# START OF Dataset records
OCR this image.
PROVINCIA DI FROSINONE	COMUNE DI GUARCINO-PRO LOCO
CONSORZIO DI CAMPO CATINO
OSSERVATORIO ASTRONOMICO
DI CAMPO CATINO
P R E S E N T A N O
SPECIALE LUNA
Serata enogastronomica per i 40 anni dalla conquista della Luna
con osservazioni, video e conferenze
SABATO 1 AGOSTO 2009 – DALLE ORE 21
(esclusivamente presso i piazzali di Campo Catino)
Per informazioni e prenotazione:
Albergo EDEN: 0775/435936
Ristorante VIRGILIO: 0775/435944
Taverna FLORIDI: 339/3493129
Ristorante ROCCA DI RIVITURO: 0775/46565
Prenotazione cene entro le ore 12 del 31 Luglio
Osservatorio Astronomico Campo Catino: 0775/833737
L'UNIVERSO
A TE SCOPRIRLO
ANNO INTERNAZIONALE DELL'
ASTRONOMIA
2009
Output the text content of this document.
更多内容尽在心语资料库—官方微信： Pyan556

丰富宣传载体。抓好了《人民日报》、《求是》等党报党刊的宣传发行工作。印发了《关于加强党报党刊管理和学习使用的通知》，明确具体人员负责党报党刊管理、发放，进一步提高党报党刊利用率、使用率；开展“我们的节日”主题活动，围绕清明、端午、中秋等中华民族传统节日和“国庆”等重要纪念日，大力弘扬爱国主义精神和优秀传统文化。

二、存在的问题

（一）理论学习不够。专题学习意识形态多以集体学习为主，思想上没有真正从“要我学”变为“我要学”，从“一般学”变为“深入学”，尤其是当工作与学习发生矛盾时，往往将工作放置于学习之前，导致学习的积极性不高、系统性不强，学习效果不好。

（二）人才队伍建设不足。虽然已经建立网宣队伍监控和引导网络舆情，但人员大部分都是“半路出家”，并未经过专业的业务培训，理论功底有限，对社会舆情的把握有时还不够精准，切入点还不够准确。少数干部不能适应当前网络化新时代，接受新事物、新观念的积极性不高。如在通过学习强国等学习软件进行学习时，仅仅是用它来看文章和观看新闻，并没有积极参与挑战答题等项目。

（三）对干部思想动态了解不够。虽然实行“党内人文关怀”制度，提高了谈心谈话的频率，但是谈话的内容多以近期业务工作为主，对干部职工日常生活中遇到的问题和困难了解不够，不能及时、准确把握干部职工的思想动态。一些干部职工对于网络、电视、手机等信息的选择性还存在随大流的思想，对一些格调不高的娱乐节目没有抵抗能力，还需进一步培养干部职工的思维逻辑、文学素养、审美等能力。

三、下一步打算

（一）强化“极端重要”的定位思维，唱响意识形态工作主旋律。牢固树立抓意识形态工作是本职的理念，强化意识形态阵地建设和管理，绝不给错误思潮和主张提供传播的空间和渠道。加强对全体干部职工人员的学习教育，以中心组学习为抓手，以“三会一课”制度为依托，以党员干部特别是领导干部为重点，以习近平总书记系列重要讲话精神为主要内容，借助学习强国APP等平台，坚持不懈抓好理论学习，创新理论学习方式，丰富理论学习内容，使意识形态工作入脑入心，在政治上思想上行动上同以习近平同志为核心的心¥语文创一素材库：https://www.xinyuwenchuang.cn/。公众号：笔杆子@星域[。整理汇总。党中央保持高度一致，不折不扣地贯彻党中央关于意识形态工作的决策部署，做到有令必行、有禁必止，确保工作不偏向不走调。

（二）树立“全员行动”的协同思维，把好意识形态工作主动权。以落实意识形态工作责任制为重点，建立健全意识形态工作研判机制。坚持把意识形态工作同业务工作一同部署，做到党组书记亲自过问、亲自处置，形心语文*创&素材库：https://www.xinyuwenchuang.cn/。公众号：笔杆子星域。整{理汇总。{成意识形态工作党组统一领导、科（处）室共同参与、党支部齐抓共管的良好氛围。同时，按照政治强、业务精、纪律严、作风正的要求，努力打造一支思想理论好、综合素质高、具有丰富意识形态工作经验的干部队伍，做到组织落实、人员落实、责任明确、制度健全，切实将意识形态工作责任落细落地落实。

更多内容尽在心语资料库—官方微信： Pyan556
# END OF Dataset records
Task description:
Extract each record, keeping it identical to the original.

Finished exercise:
OCR this image.
PROVINCIA DI FROSINONE	COMUNE DI GUARCINO-PRO LOCO
CONSORZIO DI CAMPO CATINO
OSSERVATORIO ASTRONOMICO
DI CAMPO CATINO
P R E S E N T A N O
SPECIALE LUNA
Serata enogastronomica per i 40 anni dalla conquista della Luna
con osservazioni, video e conferenze
SABATO 1 AGOSTO 2009 – DALLE ORE 21
(esclusivamente presso i piazzali di Campo Catino)
Per informazioni e prenotazione:
Albergo EDEN: 0775/435936
Ristorante VIRGILIO: 0775/435944
Taverna FLORIDI: 339/3493129
Ristorante ROCCA DI RIVITURO: 0775/46565
Prenotazione cene entro le ore 12 del 31 Luglio
Osservatorio Astronomico Campo Catino: 0775/833737
L'UNIVERSO
A TE SCOPRIRLO
ANNO INTERNAZIONALE DELL'
ASTRONOMIA
2009
Output the text content of this document.
更多内容尽在心语资料库—官方微信： Pyan556

丰富宣传载体。抓好了《人民日报》、《求是》等党报党刊的宣传发行工作。印发了《关于加强党报党刊管理和学习使用的通知》，明确具体人员负责党报党刊管理、发放，进一步提高党报党刊利用率、使用率；开展“我们的节日”主题活动，围绕清明、端午、中秋等中华民族传统节日和“国庆”等重要纪念日，大力弘扬爱国主义精神和优秀传统文化。

二、存在的问题

（一）理论学习不够。专题学习意识形态多以集体学习为主，思想上没有真正从“要我学”变为“我要学”，从“一般学”变为“深入学”，尤其是当工作与学习发生矛盾时，往往将工作放置于学习之前，导致学习的积极性不高、系统性不强，学习效果不好。

（二）人才队伍建设不足。虽然已经建立网宣队伍监控和引导网络舆情，但人员大部分都是“半路出家”，并未经过专业的业务培训，理论功底有限，对社会舆情的把握有时还不够精准，切入点还不够准确。少数干部不能适应当前网络化新时代，接受新事物、新观念的积极性不高。如在通过学习强国等学习软件进行学习时，仅仅是用它来看文章和观看新闻，并没有积极参与挑战答题等项目。

（三）对干部思想动态了解不够。虽然实行“党内人文关怀”制度，提高了谈心谈话的频率，但是谈话的内容多以近期业务工作为主，对干部职工日常生活中遇到的问题和困难了解不够，不能及时、准确把握干部职工的思想动态。一些干部职工对于网络、电视、手机等信息的选择性还存在随大流的思想，对一些格调不高的娱乐节目没有抵抗能力，还需进一步培养干部职工的思维逻辑、文学素养、审美等能力。

三、下一步打算

（一）强化“极端重要”的定位思维，唱响意识形态工作主旋律。牢固树立抓意识形态工作是本职的理念，强化意识形态阵地建设和管理，绝不给错误思潮和主张提供传播的空间和渠道。加强对全体干部职工人员的学习教育，以中心组学习为抓手，以“三会一课”制度为依托，以党员干部特别是领导干部为重点，以习近平总书记系列重要讲话精神为主要内容，借助学习强国APP等平台，坚持不懈抓好理论学习，创新理论学习方式，丰富理论学习内容，使意识形态工作入脑入心，在政治上思想上行动上同以习近平同志为核心的心¥语文创一素材库：https://www.xinyuwenchuang.cn/。公众号：笔杆子@星域[。整理汇总。党中央保持高度一致，不折不扣地贯彻党中央关于意识形态工作的决策部署，做到有令必行、有禁必止，确保工作不偏向不走调。

（二）树立“全员行动”的协同思维，把好意识形态工作主动权。以落实意识形态工作责任制为重点，建立健全意识形态工作研判机制。坚持把意识形态工作同业务工作一同部署，做到党组书记亲自过问、亲自处置，形心语文*创&素材库：https://www.xinyuwenchuang.cn/。公众号：笔杆子星域。整{理汇总。{成意识形态工作党组统一领导、科（处）室共同参与、党支部齐抓共管的良好氛围。同时，按照政治强、业务精、纪律严、作风正的要求，努力打造一支思想理论好、综合素质高、具有丰富意识形态工作经验的干部队伍，做到组织落实、人员落实、责任明确、制度健全，切实将意识形态工作责任落细落地落实。

更多内容尽在心语资料库—官方微信： Pyan556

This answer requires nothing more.